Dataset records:
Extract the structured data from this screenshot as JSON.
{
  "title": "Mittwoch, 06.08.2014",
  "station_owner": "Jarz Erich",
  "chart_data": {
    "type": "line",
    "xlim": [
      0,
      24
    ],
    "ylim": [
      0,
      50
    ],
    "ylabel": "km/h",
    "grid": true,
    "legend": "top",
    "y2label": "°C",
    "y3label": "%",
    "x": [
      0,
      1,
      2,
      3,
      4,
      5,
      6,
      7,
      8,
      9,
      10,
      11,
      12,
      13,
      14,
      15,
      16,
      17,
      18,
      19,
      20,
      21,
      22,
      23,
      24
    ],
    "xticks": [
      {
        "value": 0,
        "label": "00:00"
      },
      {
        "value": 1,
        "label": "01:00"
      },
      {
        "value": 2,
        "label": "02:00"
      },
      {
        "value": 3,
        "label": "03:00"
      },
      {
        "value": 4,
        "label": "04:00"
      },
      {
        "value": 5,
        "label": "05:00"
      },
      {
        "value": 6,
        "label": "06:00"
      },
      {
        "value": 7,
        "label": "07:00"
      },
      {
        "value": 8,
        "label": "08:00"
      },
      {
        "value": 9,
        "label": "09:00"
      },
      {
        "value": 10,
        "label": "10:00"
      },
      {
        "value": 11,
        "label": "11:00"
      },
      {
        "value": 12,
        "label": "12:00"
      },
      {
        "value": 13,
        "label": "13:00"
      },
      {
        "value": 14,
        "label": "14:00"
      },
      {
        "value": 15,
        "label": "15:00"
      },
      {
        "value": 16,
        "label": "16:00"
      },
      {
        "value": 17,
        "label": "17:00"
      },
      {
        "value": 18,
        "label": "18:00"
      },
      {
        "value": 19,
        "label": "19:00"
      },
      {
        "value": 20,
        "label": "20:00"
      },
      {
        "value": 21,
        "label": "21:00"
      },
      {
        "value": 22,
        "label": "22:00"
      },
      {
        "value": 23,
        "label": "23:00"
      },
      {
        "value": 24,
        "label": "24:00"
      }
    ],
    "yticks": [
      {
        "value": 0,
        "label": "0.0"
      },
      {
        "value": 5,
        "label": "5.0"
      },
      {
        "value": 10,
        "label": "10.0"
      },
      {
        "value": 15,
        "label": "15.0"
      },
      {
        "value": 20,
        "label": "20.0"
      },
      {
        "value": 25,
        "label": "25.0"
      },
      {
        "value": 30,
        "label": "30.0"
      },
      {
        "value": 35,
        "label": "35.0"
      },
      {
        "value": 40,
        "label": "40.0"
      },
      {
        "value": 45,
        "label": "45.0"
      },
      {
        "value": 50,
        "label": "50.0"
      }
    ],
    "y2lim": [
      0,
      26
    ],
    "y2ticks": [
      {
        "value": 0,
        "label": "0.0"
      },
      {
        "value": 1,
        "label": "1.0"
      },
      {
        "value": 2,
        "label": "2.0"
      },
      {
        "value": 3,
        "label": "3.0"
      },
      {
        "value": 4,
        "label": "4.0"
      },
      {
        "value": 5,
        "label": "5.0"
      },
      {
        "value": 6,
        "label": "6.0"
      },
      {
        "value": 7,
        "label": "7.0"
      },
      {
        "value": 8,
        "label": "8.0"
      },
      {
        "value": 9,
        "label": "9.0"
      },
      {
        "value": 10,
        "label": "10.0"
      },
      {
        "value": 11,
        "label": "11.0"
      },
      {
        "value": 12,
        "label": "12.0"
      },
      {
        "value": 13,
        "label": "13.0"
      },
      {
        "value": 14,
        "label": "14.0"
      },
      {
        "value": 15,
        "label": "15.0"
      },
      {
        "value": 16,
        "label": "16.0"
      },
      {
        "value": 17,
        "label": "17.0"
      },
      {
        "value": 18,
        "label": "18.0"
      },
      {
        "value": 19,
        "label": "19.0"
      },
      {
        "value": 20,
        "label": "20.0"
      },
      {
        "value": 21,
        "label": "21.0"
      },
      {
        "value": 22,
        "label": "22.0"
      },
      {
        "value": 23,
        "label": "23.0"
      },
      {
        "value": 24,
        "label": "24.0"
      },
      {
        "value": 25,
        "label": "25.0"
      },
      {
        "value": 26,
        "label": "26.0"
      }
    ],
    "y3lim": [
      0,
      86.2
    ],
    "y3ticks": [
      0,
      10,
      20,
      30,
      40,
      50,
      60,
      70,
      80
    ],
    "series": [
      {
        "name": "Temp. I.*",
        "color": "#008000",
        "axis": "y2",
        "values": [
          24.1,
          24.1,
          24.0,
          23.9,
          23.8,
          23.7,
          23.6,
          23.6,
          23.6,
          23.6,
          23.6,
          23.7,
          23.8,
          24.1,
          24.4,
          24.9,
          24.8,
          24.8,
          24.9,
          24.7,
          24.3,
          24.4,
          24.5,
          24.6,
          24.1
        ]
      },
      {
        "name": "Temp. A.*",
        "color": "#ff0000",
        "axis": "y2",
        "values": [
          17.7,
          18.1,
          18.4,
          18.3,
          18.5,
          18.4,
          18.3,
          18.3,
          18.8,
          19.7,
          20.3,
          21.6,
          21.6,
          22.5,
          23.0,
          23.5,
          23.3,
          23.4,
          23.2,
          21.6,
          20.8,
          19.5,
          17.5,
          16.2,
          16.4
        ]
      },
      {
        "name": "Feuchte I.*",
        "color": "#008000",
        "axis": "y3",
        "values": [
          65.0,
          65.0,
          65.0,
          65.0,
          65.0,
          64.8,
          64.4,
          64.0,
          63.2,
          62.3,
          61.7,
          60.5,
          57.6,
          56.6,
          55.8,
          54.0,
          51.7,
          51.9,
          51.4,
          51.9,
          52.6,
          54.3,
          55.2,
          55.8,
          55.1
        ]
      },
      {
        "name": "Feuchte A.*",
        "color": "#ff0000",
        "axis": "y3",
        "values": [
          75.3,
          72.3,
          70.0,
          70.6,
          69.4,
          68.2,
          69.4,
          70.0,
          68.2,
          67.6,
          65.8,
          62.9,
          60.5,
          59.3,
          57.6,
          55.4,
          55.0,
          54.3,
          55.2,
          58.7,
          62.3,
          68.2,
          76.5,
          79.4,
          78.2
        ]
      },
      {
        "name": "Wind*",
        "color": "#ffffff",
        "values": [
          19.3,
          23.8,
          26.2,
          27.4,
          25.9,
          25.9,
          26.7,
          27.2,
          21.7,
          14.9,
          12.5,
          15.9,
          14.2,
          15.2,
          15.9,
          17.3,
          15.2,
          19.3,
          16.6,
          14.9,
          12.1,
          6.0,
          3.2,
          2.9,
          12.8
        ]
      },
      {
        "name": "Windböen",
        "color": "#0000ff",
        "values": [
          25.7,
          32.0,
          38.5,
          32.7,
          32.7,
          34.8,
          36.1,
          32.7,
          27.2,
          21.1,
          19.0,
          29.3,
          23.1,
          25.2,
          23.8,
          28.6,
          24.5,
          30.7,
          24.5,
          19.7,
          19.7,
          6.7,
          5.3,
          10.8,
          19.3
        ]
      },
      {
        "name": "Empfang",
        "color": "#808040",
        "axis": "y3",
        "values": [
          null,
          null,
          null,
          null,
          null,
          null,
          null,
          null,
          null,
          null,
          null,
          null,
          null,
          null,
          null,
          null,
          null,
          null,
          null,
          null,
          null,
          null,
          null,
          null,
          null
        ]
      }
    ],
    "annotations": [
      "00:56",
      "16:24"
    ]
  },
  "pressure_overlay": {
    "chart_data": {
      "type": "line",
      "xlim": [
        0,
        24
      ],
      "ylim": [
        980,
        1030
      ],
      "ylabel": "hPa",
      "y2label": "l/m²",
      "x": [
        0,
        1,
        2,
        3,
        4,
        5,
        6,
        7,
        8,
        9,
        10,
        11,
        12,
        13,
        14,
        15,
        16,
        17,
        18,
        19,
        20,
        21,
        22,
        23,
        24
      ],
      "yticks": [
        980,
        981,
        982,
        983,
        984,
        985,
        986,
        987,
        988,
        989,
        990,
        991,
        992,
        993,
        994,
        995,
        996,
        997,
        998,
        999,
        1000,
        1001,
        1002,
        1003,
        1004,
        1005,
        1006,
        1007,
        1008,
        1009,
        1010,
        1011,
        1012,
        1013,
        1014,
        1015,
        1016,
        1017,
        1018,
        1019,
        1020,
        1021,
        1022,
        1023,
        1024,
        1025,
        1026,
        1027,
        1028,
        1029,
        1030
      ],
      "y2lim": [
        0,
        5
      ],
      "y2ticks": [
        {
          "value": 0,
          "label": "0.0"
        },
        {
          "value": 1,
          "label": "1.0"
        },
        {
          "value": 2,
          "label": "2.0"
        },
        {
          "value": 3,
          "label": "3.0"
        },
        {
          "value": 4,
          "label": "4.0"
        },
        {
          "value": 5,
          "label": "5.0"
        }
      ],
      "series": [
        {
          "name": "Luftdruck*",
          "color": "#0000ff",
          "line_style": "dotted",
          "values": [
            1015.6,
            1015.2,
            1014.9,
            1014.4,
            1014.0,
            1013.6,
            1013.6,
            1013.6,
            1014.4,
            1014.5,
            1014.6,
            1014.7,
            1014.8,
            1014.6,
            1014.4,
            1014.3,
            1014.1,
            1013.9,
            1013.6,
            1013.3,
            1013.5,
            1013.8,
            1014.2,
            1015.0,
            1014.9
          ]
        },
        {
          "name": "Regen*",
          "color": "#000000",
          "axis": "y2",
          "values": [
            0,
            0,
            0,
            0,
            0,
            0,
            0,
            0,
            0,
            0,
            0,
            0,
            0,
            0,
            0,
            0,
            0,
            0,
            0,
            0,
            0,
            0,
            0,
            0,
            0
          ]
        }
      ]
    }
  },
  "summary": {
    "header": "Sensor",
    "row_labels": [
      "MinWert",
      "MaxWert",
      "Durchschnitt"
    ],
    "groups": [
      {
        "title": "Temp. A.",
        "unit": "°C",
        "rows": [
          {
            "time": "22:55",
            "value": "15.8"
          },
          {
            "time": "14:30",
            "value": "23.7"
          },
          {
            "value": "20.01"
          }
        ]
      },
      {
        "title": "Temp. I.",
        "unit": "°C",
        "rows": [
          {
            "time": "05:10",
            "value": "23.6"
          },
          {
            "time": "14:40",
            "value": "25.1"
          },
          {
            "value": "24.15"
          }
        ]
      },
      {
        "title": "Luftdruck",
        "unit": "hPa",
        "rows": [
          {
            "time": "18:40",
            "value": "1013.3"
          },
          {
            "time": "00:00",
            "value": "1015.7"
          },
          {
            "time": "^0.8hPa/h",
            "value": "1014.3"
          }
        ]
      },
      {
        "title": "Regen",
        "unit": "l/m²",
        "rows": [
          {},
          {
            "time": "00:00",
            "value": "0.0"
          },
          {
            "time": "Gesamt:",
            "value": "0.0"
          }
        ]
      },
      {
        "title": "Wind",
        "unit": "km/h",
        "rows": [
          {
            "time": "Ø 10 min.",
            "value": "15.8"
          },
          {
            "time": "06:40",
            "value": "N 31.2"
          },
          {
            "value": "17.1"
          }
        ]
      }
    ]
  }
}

=== TASK TO CARRY OUT ===
Give only the number of lines in the entries that contain "time".

=== WRITTEN ANSWER ===
11